# start of Stored rows

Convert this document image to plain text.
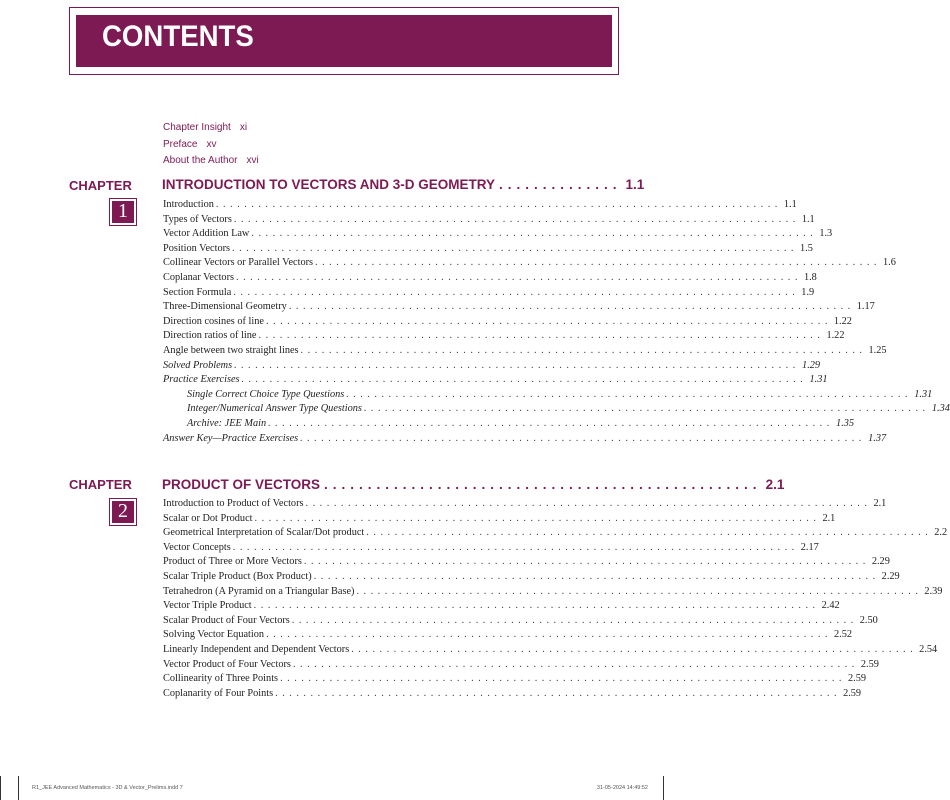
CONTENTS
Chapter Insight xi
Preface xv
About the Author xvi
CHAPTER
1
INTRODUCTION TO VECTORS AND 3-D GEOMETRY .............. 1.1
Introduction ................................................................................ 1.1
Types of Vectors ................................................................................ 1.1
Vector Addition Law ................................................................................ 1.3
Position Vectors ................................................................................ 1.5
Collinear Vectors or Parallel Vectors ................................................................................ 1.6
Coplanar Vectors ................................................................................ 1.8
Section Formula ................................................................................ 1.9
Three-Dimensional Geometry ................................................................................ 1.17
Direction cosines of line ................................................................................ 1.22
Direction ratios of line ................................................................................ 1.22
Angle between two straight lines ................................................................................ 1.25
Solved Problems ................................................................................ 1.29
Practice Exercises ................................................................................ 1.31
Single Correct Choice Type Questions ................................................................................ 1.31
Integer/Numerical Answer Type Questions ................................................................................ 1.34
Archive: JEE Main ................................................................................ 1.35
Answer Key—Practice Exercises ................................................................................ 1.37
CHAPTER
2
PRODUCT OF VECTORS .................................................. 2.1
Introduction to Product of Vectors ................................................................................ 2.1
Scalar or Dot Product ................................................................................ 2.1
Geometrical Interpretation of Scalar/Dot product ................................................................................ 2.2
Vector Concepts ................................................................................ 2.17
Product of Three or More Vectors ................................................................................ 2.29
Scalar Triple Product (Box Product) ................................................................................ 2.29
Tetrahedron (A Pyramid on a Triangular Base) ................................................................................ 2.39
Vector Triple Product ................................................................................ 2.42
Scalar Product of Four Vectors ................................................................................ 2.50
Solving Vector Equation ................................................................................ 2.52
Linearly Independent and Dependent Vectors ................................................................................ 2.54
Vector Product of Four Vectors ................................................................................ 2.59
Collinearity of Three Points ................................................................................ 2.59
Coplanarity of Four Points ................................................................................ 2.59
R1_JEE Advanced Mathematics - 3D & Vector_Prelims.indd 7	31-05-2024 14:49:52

# end of Stored rows

◆ **Goal of the exercise**: Reproduce every line precisely as given, omitting all pictures.

◆ **Exercise result**:
Convert this document image to plain text.
CONTENTS
Chapter Insight xi
Preface xv
About the Author xvi
CHAPTER
1
INTRODUCTION TO VECTORS AND 3-D GEOMETRY .............. 1.1
Introduction ................................................................................ 1.1
Types of Vectors ................................................................................ 1.1
Vector Addition Law ................................................................................ 1.3
Position Vectors ................................................................................ 1.5
Collinear Vectors or Parallel Vectors ................................................................................ 1.6
Coplanar Vectors ................................................................................ 1.8
Section Formula ................................................................................ 1.9
Three-Dimensional Geometry ................................................................................ 1.17
Direction cosines of line ................................................................................ 1.22
Direction ratios of line ................................................................................ 1.22
Angle between two straight lines ................................................................................ 1.25
Solved Problems ................................................................................ 1.29
Practice Exercises ................................................................................ 1.31
Single Correct Choice Type Questions ................................................................................ 1.31
Integer/Numerical Answer Type Questions ................................................................................ 1.34
Archive: JEE Main ................................................................................ 1.35
Answer Key—Practice Exercises ................................................................................ 1.37
CHAPTER
2
PRODUCT OF VECTORS .................................................. 2.1
Introduction to Product of Vectors ................................................................................ 2.1
Scalar or Dot Product ................................................................................ 2.1
Geometrical Interpretation of Scalar/Dot product ................................................................................ 2.2
Vector Concepts ................................................................................ 2.17
Product of Three or More Vectors ................................................................................ 2.29
Scalar Triple Product (Box Product) ................................................................................ 2.29
Tetrahedron (A Pyramid on a Triangular Base) ................................................................................ 2.39
Vector Triple Product ................................................................................ 2.42
Scalar Product of Four Vectors ................................................................................ 2.50
Solving Vector Equation ................................................................................ 2.52
Linearly Independent and Dependent Vectors ................................................................................ 2.54
Vector Product of Four Vectors ................................................................................ 2.59
Collinearity of Three Points ................................................................................ 2.59
Coplanarity of Four Points ................................................................................ 2.59
R1_JEE Advanced Mathematics - 3D & Vector_Prelims.indd 7	31-05-2024 14:49:52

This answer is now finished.